Stored records
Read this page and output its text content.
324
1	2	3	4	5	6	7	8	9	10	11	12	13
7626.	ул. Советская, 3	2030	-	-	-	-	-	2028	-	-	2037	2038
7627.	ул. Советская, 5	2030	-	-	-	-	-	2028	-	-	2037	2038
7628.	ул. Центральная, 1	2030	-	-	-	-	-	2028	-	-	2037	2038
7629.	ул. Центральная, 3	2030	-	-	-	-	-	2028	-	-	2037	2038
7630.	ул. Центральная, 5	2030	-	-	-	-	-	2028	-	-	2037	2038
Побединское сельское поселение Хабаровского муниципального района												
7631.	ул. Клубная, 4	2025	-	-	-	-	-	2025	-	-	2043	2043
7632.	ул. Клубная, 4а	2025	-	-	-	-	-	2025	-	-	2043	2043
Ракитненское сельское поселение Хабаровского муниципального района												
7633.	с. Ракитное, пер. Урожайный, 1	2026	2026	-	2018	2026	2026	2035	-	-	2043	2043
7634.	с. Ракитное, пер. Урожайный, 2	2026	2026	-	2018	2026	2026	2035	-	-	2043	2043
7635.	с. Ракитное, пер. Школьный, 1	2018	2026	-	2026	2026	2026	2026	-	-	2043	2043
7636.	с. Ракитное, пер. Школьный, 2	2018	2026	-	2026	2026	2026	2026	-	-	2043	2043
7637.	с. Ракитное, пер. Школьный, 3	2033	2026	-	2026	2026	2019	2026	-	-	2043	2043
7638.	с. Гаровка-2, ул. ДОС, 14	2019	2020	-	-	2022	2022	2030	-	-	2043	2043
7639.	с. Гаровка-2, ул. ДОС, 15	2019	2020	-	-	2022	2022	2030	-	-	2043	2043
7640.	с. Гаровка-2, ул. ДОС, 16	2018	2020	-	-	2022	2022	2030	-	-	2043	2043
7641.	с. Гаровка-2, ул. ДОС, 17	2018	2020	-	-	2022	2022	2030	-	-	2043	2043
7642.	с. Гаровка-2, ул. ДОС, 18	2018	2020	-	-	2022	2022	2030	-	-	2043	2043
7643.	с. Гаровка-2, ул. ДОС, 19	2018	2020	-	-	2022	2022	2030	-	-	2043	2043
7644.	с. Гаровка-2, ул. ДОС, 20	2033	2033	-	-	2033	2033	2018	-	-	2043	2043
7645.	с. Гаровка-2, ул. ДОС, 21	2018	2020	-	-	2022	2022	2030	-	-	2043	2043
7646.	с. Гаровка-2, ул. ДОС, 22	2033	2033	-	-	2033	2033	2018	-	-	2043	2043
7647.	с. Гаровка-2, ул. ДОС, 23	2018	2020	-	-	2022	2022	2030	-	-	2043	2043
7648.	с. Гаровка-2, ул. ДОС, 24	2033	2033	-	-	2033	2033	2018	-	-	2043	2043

--

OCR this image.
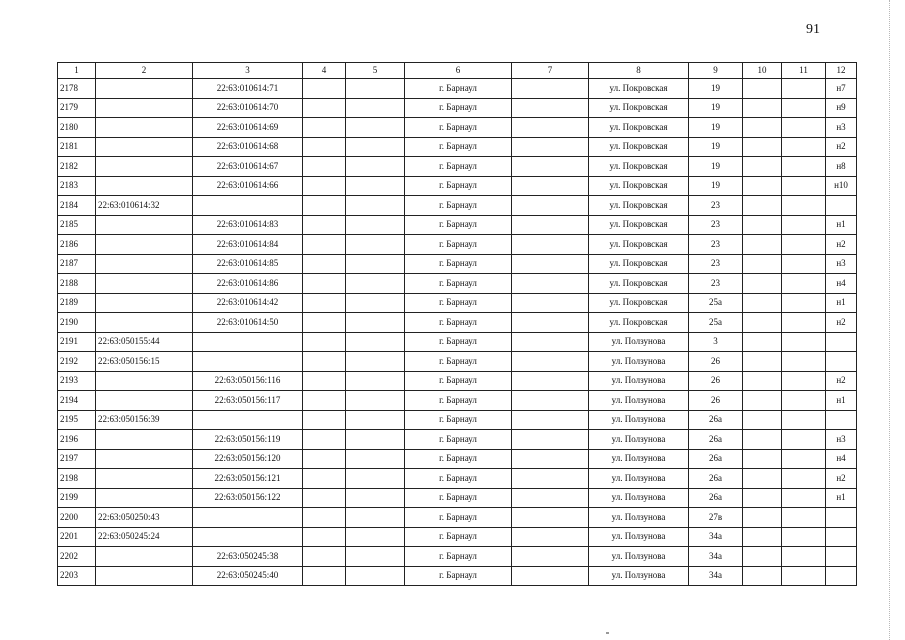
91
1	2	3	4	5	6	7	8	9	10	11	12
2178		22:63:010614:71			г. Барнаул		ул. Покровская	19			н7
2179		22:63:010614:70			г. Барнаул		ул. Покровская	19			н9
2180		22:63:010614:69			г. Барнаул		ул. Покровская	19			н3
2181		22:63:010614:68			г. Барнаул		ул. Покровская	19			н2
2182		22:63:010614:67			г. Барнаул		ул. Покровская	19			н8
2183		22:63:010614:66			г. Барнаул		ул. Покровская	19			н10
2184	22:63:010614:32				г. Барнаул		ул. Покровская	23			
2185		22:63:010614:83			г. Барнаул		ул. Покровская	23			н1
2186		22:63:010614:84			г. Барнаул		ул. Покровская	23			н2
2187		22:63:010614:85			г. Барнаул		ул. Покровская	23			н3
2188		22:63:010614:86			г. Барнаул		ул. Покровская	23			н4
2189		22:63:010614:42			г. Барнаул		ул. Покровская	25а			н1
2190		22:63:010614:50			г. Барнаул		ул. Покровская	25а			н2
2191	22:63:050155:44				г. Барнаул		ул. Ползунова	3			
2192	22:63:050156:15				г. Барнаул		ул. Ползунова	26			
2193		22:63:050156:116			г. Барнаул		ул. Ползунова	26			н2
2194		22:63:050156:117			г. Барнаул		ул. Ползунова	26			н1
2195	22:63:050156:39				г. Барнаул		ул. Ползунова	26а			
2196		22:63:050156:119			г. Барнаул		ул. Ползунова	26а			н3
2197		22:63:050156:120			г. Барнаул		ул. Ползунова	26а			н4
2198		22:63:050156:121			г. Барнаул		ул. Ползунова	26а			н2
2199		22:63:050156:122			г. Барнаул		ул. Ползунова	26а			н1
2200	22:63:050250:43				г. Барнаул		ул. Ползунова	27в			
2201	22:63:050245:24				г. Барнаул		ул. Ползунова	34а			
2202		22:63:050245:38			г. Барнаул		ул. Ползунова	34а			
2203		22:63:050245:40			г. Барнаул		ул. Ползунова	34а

Work instructions:
State the number of lines in the records that include "Центральная", and write nothing else.

Output:
3